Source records
-- Start --

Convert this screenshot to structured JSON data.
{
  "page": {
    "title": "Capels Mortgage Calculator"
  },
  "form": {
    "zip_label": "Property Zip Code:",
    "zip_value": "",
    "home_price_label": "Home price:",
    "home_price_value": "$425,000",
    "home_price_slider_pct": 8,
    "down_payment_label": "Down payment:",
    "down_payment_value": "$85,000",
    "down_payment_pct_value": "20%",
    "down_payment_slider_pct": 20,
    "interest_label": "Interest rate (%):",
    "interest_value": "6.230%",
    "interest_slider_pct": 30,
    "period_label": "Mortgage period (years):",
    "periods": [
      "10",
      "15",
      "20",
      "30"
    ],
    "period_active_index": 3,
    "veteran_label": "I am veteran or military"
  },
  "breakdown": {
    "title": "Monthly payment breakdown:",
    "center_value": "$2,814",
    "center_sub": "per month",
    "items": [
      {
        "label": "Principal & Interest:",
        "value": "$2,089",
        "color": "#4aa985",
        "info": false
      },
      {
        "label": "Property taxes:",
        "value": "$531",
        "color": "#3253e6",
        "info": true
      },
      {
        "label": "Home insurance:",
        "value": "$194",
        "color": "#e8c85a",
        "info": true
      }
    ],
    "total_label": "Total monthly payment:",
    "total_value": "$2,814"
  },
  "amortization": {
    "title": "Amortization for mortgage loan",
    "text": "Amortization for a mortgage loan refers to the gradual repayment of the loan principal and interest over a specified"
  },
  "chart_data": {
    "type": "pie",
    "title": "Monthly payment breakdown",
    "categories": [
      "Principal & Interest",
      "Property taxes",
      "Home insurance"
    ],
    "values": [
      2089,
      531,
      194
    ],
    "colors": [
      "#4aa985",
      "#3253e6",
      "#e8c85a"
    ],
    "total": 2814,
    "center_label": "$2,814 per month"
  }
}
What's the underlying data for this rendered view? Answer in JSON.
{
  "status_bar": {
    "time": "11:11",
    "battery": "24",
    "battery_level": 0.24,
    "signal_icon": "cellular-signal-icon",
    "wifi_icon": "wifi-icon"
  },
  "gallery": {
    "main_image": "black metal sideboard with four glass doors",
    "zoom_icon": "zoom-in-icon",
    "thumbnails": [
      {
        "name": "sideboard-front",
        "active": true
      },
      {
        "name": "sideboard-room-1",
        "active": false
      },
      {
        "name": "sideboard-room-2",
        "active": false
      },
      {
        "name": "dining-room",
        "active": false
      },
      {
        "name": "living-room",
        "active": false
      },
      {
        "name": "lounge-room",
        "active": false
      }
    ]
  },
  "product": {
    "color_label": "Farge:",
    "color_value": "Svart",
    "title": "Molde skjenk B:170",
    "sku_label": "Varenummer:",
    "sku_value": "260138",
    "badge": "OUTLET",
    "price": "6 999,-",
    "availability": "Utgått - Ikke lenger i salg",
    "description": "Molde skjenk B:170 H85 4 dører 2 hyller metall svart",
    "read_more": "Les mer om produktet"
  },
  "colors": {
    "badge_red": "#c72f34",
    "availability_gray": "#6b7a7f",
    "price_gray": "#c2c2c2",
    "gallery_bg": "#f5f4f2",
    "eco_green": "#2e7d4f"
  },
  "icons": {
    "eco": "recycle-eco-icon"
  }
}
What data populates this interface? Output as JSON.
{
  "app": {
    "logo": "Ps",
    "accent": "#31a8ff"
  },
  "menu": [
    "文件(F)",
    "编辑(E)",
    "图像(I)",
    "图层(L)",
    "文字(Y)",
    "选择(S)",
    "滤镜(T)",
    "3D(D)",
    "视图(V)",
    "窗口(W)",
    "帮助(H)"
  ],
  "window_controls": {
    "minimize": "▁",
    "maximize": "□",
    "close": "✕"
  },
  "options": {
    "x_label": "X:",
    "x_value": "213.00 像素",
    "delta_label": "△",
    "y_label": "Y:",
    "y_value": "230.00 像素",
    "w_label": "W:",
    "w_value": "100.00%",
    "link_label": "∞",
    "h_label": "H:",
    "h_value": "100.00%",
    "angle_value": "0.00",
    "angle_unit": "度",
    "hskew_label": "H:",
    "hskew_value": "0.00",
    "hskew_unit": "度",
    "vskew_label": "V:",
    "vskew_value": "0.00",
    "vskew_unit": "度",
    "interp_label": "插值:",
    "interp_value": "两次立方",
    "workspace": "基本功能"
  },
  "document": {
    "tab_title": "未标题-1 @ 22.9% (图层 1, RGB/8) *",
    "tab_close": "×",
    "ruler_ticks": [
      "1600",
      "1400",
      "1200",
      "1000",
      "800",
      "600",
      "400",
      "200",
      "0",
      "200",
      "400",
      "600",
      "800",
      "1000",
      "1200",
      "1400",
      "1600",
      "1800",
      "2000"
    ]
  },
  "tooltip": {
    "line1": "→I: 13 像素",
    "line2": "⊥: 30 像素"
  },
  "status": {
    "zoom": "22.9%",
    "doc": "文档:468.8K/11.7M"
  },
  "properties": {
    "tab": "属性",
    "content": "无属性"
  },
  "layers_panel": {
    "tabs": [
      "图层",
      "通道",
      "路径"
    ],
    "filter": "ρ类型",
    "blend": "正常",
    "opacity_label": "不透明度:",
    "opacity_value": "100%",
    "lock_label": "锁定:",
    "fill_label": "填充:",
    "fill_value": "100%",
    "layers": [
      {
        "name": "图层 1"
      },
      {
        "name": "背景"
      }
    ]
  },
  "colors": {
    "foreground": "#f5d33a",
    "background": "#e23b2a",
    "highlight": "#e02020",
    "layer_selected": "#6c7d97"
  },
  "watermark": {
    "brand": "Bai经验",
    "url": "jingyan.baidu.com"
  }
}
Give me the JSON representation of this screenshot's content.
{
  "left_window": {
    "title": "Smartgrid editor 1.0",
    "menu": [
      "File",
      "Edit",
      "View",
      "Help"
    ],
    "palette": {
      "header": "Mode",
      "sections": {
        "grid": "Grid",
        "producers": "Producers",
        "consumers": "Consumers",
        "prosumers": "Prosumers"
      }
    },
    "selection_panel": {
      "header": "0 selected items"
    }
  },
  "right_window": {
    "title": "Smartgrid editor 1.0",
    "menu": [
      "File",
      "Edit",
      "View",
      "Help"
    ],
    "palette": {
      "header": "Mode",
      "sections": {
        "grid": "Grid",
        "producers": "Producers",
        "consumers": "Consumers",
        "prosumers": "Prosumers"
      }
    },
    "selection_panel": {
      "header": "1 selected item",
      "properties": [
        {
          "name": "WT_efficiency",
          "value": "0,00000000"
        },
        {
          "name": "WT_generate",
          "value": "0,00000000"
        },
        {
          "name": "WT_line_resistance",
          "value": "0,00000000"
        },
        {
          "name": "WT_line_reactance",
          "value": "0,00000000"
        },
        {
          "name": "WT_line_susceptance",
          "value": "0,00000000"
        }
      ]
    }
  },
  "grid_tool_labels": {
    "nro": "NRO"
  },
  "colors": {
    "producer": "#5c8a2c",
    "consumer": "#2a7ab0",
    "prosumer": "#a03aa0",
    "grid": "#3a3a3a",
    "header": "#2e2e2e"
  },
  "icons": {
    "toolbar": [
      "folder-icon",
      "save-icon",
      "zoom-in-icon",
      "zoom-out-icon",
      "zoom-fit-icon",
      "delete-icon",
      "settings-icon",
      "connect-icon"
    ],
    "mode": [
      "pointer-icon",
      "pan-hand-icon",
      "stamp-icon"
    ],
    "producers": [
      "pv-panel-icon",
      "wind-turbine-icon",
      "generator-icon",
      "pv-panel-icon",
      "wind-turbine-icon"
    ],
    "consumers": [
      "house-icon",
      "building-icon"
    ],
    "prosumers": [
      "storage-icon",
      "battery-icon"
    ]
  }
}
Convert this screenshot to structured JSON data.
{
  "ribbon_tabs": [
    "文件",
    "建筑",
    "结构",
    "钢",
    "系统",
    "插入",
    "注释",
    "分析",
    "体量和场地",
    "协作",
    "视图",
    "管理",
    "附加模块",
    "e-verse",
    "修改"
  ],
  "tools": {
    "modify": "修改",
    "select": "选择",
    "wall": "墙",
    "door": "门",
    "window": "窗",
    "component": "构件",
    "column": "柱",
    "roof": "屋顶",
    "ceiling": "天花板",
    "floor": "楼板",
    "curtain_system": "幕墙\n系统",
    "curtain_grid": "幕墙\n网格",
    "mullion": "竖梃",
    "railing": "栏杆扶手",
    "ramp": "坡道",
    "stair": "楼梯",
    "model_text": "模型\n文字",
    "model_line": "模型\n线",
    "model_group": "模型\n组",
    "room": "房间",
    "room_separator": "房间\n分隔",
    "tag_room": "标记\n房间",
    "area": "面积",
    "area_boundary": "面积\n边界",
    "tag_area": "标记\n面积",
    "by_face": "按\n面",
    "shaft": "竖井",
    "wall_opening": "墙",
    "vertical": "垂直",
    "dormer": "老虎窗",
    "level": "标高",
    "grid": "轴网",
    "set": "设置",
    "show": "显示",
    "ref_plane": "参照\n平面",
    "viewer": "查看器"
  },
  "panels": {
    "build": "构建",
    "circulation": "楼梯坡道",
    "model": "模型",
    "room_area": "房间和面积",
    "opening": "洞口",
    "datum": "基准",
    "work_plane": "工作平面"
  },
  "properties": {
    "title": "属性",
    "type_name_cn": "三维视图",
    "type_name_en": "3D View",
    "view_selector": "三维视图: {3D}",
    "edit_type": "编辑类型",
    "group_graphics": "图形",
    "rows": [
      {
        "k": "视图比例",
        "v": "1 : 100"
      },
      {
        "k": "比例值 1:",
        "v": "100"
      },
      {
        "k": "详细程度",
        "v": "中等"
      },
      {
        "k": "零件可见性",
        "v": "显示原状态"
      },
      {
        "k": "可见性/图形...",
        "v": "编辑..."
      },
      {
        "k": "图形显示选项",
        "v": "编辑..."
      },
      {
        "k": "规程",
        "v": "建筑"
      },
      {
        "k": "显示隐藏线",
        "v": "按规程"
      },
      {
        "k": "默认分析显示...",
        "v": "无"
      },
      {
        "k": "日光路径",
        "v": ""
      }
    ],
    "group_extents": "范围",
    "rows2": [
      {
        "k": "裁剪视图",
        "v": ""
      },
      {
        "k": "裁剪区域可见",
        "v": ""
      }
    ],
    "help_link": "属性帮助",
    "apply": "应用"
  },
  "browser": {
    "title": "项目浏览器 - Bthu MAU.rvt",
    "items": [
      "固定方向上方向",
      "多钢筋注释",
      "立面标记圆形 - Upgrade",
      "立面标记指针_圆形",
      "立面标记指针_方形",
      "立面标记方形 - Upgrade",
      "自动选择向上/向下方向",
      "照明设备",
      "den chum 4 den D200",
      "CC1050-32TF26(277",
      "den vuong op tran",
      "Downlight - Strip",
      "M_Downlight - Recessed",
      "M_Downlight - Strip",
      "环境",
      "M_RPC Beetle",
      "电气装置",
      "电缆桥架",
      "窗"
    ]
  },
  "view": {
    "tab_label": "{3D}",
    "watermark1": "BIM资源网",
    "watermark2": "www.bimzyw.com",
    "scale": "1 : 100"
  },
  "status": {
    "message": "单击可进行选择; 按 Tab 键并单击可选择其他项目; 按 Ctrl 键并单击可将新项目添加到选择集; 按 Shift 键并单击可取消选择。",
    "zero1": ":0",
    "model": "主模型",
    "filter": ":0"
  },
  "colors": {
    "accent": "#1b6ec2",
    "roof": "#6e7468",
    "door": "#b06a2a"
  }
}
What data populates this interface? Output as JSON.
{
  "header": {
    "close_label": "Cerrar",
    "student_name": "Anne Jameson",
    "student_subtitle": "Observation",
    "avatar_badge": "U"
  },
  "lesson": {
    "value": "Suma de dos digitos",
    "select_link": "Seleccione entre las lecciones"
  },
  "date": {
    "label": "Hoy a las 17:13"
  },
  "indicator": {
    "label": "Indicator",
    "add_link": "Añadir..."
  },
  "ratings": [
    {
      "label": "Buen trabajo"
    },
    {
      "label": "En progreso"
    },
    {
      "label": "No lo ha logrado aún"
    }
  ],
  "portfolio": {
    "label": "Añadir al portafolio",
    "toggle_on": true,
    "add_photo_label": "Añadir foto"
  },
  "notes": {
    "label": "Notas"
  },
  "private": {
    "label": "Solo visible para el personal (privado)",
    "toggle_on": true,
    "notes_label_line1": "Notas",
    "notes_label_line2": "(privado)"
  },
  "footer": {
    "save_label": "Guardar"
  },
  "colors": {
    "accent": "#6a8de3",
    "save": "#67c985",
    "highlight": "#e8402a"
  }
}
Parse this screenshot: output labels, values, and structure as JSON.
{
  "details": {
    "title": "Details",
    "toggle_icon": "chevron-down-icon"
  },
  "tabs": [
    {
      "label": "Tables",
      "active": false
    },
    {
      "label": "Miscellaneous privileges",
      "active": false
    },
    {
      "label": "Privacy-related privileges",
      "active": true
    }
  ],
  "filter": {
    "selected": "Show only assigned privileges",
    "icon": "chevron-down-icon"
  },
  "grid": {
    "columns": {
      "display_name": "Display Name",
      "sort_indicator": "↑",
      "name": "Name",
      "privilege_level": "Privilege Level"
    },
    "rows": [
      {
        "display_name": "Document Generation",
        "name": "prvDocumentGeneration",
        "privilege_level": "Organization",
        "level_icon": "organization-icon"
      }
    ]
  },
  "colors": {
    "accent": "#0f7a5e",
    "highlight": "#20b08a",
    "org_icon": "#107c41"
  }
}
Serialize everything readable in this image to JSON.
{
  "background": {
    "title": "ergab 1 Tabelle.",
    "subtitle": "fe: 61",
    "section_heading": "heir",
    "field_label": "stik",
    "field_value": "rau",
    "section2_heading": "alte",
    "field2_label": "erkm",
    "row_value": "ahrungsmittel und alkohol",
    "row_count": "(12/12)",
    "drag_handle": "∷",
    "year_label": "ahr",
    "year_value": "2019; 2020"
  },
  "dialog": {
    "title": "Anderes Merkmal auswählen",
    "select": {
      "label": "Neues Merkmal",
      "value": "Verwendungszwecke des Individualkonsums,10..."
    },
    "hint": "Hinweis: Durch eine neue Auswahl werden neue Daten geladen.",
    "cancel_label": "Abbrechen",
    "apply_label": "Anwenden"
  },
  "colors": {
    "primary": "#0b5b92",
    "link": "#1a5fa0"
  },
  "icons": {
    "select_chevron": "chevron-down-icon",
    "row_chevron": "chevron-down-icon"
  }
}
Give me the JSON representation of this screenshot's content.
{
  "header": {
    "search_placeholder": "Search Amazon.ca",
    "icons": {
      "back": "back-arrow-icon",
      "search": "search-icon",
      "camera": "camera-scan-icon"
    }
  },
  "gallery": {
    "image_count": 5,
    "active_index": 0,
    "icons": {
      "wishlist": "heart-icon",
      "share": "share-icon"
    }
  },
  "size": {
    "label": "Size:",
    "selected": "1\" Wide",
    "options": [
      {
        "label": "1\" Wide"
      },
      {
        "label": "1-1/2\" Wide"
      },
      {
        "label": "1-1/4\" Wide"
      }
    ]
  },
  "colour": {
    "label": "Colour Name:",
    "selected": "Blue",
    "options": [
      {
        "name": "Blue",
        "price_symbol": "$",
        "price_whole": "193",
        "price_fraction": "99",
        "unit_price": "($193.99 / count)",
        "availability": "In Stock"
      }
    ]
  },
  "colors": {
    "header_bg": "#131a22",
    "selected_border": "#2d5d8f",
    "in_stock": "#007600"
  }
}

-- End --

▶ [Given instruction] Show every line in the entries where the string "privado" occurs.

▶ [In response]
    "label": "Solo visible para el personal (privado)",
    "notes_label_line2": "(privado)"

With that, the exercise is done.